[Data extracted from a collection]
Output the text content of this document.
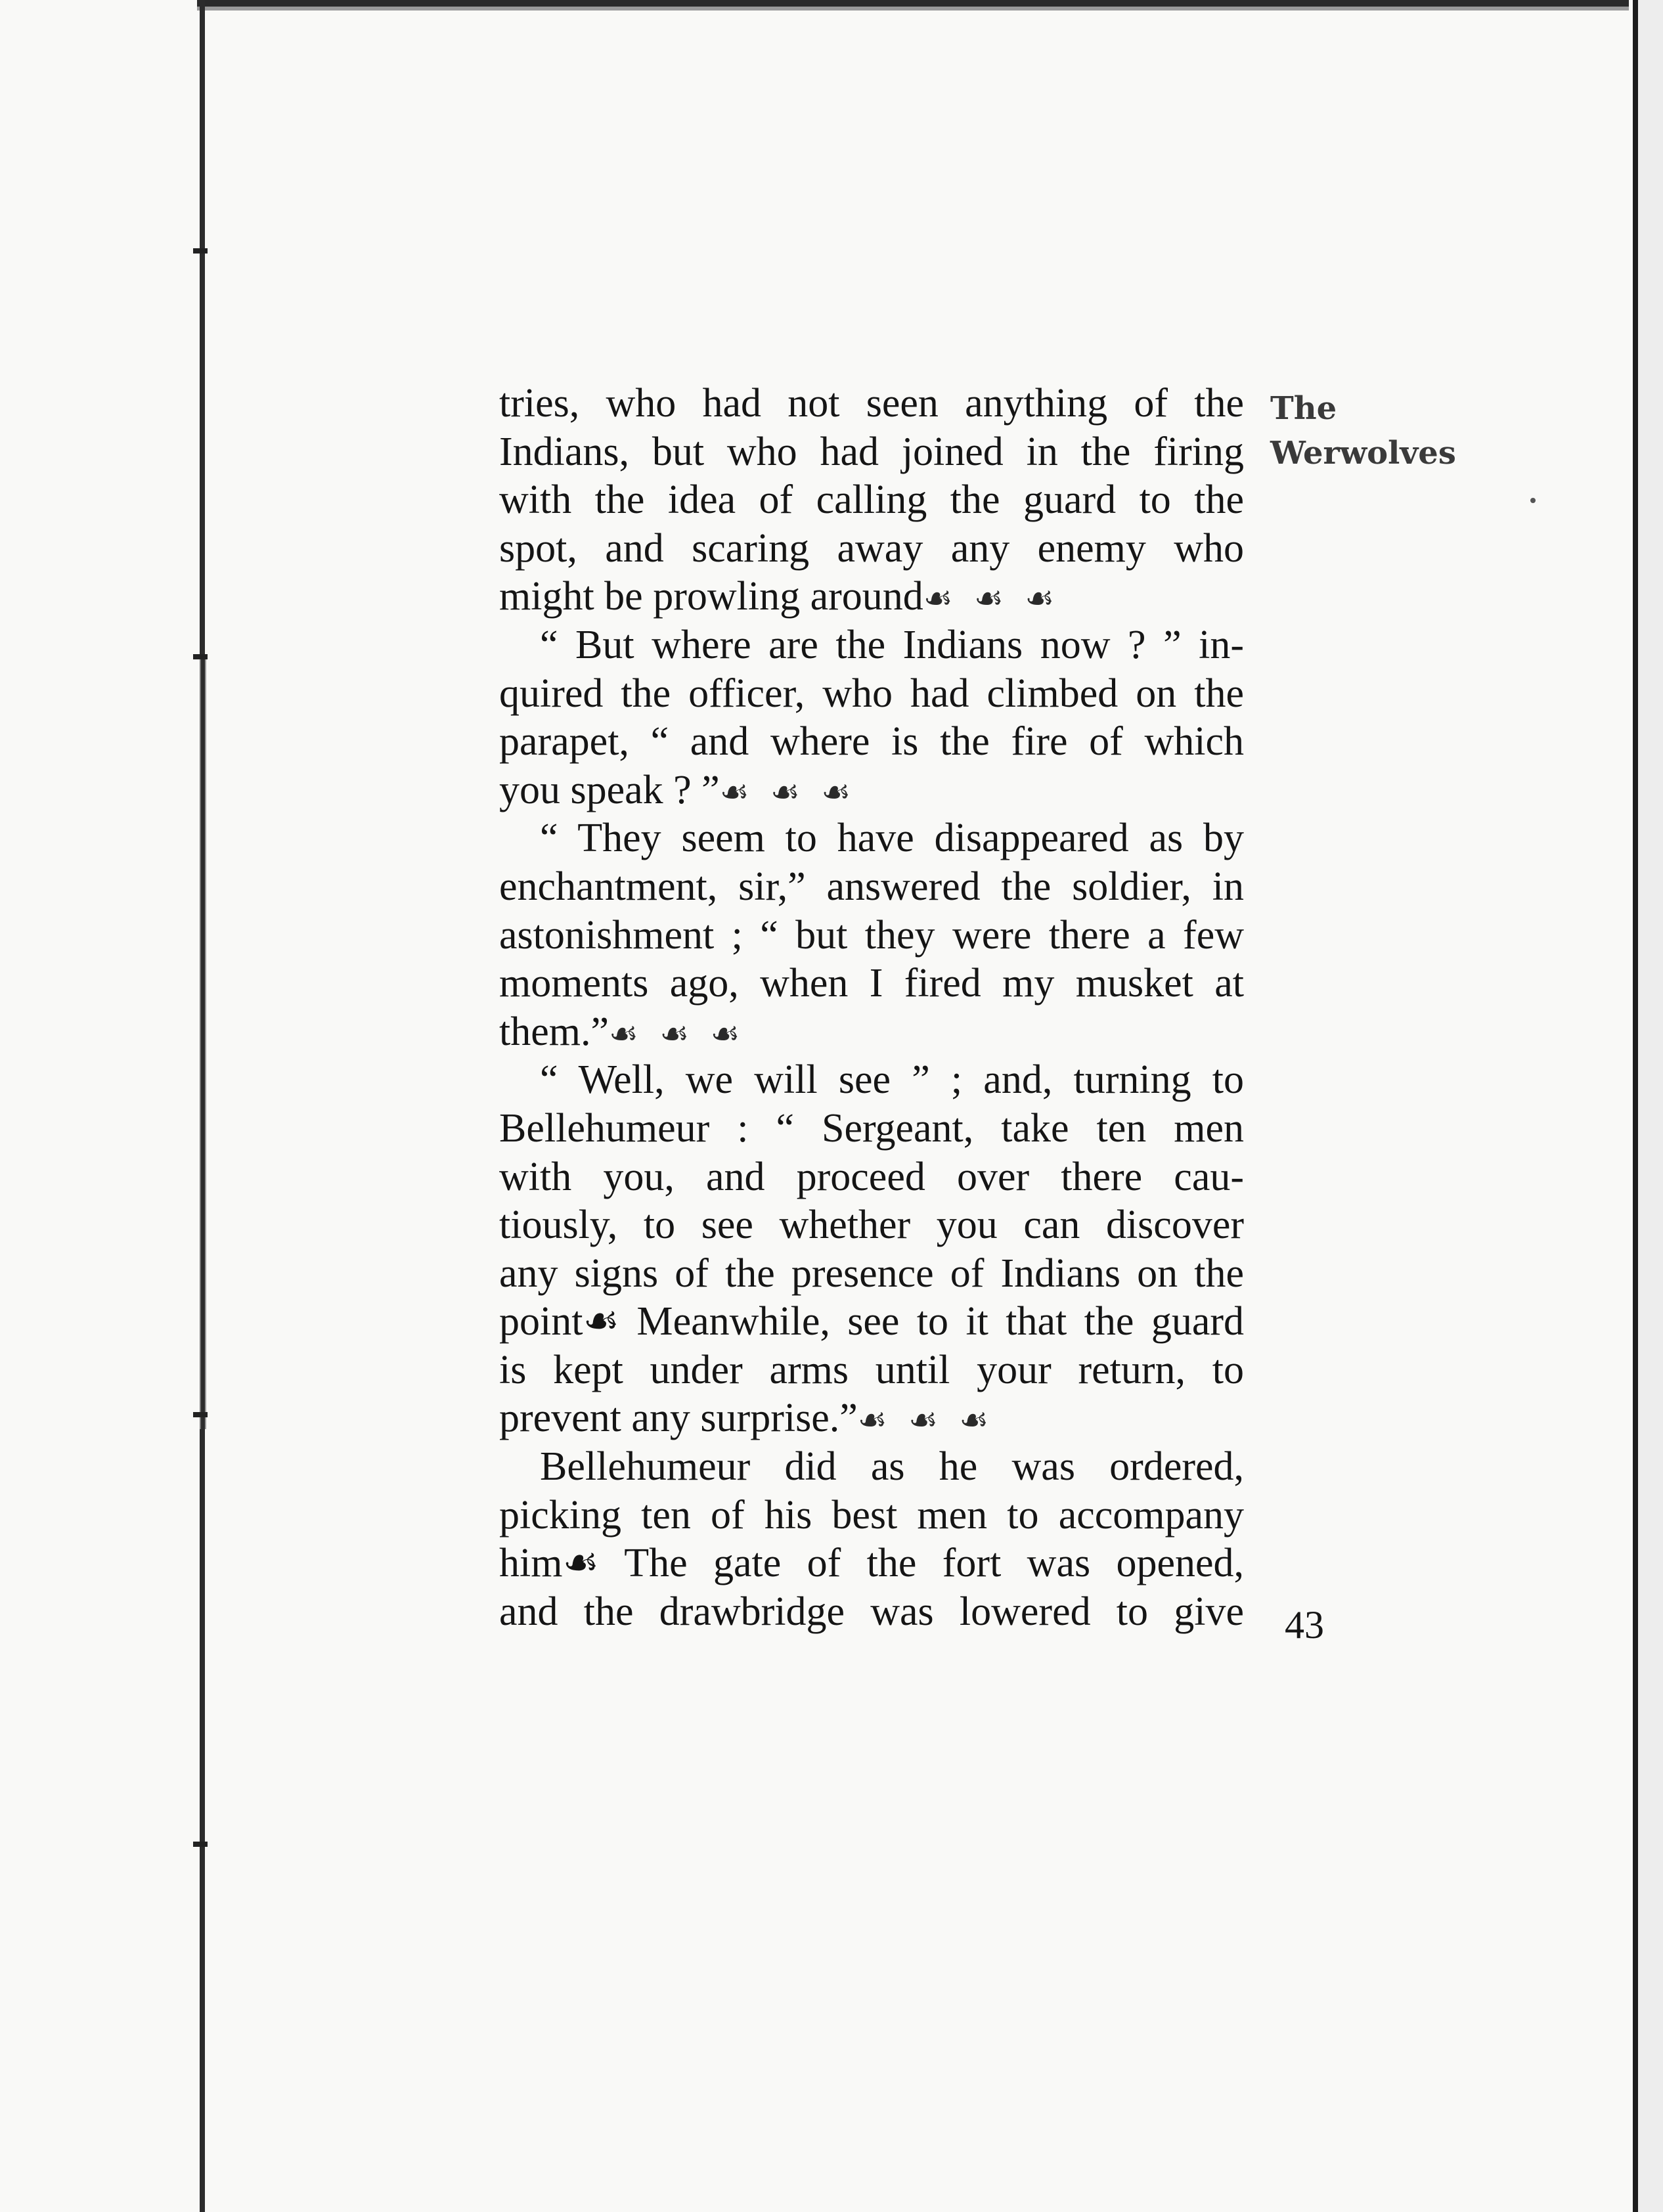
The
Werwolves
tries, who had not seen anything of the
Indians, but who had joined in the firing
with the idea of calling the guard to the
spot, and scaring away any enemy who
might be prowling around☙ ☙ ☙
“ But where are the Indians now ? ” in-
quired the officer, who had climbed on the
parapet, “ and where is the fire of which
you speak ? ”☙ ☙ ☙
“ They seem to have disappeared as by
enchantment, sir,” answered the soldier, in
astonishment ; “ but they were there a few
moments ago, when I fired my musket at
them.”☙ ☙ ☙
“ Well, we will see ” ; and, turning to
Bellehumeur : “ Sergeant, take ten men
with you, and proceed over there cau-
tiously, to see whether you can discover
any signs of the presence of Indians on the
point☙ Meanwhile, see to it that the guard
is kept under arms until your return, to
prevent any surprise.”☙ ☙ ☙
Bellehumeur did as he was ordered,
picking ten of his best men to accompany
him☙ The gate of the fort was opened,
and the drawbridge was lowered to give 43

▸ Given task
Go through the entries above and output them exactly, without pictures.

▸ Answer below
Output the text content of this document.
The
Werwolves
tries, who had not seen anything of the
Indians, but who had joined in the firing
with the idea of calling the guard to the
spot, and scaring away any enemy who
might be prowling around☙ ☙ ☙
“ But where are the Indians now ? ” in-
quired the officer, who had climbed on the
parapet, “ and where is the fire of which
you speak ? ”☙ ☙ ☙
“ They seem to have disappeared as by
enchantment, sir,” answered the soldier, in
astonishment ; “ but they were there a few
moments ago, when I fired my musket at
them.”☙ ☙ ☙
“ Well, we will see ” ; and, turning to
Bellehumeur : “ Sergeant, take ten men
with you, and proceed over there cau-
tiously, to see whether you can discover
any signs of the presence of Indians on the
point☙ Meanwhile, see to it that the guard
is kept under arms until your return, to
prevent any surprise.”☙ ☙ ☙
Bellehumeur did as he was ordered,
picking ten of his best men to accompany
him☙ The gate of the fort was opened,
and the drawbridge was lowered to give 43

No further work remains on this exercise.